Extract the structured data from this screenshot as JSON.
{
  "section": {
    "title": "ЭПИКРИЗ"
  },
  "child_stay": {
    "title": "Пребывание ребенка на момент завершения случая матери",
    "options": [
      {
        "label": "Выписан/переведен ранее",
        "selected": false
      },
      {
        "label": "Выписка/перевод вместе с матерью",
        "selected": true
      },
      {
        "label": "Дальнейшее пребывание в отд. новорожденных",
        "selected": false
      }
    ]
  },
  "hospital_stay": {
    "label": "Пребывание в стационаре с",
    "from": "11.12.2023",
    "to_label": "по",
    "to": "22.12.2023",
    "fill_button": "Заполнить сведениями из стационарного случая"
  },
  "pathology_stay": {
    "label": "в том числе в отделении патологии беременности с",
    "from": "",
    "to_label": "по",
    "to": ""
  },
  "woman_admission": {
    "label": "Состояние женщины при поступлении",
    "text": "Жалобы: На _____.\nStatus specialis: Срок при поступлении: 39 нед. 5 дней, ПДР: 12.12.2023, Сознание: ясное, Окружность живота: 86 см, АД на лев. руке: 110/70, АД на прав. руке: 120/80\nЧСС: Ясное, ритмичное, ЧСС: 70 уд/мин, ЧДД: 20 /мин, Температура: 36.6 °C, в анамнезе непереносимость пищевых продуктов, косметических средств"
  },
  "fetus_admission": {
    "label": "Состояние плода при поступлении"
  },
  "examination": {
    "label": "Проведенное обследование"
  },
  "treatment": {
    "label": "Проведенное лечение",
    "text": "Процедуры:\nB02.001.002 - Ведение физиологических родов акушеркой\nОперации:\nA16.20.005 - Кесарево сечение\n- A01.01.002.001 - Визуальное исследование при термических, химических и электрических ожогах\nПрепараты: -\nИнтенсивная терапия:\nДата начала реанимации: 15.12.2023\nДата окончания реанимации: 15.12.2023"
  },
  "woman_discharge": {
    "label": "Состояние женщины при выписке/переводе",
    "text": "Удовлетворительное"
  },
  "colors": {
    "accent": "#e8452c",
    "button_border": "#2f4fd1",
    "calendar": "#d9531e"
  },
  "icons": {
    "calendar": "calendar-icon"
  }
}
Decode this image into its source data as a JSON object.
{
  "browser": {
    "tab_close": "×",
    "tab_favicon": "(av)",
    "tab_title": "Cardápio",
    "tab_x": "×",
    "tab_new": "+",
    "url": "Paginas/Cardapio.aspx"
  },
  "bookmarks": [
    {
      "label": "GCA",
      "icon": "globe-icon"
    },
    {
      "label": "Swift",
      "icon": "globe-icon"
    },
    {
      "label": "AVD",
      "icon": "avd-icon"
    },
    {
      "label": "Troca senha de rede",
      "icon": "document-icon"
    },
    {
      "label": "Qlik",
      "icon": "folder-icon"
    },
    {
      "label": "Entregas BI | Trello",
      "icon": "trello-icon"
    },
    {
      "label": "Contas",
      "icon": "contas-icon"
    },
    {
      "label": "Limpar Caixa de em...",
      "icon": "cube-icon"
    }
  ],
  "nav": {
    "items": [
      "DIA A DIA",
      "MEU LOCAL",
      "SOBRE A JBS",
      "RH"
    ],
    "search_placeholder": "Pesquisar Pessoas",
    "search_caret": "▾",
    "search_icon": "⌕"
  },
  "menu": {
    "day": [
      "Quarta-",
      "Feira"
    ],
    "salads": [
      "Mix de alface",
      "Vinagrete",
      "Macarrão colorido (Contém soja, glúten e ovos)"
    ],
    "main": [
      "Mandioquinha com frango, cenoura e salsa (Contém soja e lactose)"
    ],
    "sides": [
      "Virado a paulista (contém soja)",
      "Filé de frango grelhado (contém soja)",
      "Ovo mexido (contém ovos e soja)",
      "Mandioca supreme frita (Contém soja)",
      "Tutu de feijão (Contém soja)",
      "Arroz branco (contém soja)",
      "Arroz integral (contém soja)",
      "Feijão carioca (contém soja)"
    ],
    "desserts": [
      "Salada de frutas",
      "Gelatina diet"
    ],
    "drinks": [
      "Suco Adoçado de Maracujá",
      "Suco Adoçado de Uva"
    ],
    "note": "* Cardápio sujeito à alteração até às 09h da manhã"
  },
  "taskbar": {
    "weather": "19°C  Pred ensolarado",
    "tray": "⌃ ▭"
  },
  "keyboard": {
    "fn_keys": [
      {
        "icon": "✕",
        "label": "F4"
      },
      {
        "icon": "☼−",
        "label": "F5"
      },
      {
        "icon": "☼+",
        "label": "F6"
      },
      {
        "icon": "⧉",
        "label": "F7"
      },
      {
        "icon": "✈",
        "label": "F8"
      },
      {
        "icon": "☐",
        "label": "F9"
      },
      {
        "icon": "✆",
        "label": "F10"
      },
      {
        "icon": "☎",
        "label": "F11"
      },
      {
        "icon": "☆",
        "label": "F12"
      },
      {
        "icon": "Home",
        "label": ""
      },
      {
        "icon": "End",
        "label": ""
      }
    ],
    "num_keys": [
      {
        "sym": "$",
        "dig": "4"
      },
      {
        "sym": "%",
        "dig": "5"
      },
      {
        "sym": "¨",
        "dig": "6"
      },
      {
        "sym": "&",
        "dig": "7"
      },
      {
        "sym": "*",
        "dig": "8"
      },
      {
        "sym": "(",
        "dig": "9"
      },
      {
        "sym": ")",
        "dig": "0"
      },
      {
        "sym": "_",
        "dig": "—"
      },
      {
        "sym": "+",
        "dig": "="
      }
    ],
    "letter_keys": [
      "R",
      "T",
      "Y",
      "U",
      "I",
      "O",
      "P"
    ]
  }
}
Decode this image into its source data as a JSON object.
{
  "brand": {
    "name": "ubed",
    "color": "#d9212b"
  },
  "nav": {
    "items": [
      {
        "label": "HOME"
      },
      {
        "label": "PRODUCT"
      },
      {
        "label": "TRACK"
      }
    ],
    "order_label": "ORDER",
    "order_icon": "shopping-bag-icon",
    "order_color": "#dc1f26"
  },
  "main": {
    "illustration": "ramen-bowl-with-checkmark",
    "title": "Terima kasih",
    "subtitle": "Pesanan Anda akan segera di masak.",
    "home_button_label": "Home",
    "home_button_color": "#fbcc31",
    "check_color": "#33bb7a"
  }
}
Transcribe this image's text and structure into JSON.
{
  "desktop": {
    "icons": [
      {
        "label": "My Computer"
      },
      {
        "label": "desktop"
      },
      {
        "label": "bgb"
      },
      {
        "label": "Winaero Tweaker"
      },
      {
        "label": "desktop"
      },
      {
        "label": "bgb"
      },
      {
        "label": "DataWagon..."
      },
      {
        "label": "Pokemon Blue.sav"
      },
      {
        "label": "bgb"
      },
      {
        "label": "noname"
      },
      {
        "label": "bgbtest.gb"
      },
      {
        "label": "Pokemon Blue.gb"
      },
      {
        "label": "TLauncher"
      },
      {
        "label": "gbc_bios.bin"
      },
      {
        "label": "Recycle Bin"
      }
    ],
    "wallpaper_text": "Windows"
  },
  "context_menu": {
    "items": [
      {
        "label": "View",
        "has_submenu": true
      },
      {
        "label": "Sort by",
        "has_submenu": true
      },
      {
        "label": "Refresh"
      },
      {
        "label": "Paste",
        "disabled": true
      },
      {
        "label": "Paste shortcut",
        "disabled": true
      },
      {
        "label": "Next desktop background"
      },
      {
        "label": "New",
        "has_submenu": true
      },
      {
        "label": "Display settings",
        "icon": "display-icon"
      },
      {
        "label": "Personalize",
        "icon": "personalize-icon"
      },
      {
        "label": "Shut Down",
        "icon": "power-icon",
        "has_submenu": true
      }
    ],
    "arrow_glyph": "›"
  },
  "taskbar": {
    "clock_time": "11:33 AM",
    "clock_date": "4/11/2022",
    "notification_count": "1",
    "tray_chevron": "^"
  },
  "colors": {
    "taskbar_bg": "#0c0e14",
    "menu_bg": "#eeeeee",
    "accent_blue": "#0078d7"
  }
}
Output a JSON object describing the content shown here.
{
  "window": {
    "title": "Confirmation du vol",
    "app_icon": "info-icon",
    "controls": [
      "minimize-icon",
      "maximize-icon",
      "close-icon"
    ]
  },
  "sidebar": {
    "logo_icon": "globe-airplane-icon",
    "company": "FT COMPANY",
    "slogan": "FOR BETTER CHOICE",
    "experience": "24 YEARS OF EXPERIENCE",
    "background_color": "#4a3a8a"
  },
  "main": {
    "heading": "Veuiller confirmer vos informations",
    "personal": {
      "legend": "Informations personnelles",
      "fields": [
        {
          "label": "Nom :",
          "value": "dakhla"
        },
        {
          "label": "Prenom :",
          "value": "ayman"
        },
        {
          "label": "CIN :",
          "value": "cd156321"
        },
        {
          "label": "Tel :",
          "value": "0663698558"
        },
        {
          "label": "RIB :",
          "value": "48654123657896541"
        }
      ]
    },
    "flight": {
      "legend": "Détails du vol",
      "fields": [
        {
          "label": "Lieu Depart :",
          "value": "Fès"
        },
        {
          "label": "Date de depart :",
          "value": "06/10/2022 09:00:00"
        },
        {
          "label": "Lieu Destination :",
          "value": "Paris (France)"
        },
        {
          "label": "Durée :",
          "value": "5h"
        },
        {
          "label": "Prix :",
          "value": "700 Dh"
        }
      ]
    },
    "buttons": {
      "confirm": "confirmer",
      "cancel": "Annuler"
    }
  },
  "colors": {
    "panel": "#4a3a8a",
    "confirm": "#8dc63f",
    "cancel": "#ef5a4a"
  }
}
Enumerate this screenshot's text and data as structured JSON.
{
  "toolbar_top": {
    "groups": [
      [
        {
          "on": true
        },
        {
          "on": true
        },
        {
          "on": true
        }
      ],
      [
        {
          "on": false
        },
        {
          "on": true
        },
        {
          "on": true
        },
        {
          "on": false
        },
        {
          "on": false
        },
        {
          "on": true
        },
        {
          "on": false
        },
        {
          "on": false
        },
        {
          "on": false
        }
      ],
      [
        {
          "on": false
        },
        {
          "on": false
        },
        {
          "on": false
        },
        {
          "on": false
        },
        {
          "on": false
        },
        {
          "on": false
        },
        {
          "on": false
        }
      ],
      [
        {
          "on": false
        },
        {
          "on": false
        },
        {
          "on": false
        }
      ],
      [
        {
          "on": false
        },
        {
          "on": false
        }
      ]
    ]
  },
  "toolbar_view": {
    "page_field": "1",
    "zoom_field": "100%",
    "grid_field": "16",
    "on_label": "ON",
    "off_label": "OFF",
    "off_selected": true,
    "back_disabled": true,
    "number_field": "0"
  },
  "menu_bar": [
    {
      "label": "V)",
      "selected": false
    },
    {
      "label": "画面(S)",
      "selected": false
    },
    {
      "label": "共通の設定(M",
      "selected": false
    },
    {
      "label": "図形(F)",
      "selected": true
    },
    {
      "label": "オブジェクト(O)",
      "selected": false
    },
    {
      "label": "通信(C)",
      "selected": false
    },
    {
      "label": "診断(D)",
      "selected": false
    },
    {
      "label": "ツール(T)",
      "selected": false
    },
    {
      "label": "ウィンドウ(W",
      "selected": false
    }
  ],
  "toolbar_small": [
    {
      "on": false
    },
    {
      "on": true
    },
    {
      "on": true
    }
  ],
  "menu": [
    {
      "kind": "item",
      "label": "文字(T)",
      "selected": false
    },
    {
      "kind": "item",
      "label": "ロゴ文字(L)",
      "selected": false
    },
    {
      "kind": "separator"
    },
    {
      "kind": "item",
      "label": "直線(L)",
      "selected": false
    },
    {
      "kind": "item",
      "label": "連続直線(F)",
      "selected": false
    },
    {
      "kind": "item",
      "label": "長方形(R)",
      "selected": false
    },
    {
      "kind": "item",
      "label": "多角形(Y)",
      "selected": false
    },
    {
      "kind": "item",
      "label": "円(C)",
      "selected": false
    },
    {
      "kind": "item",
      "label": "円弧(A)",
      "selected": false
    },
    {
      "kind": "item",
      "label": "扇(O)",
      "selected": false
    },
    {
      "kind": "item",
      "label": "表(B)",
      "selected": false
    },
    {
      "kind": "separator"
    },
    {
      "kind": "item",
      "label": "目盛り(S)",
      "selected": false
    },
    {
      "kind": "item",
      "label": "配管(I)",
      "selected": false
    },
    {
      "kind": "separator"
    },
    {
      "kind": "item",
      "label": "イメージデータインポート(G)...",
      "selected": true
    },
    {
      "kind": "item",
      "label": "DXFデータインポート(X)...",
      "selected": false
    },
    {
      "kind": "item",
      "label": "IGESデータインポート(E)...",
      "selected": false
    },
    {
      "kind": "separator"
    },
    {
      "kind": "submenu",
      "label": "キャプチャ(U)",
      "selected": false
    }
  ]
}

What the task requires:
Return each line among the entries that holds the word "from".

Reply:
Extract the structured data from this screenshot as JSON.
    "from": "11.12.2023",
    "from": "",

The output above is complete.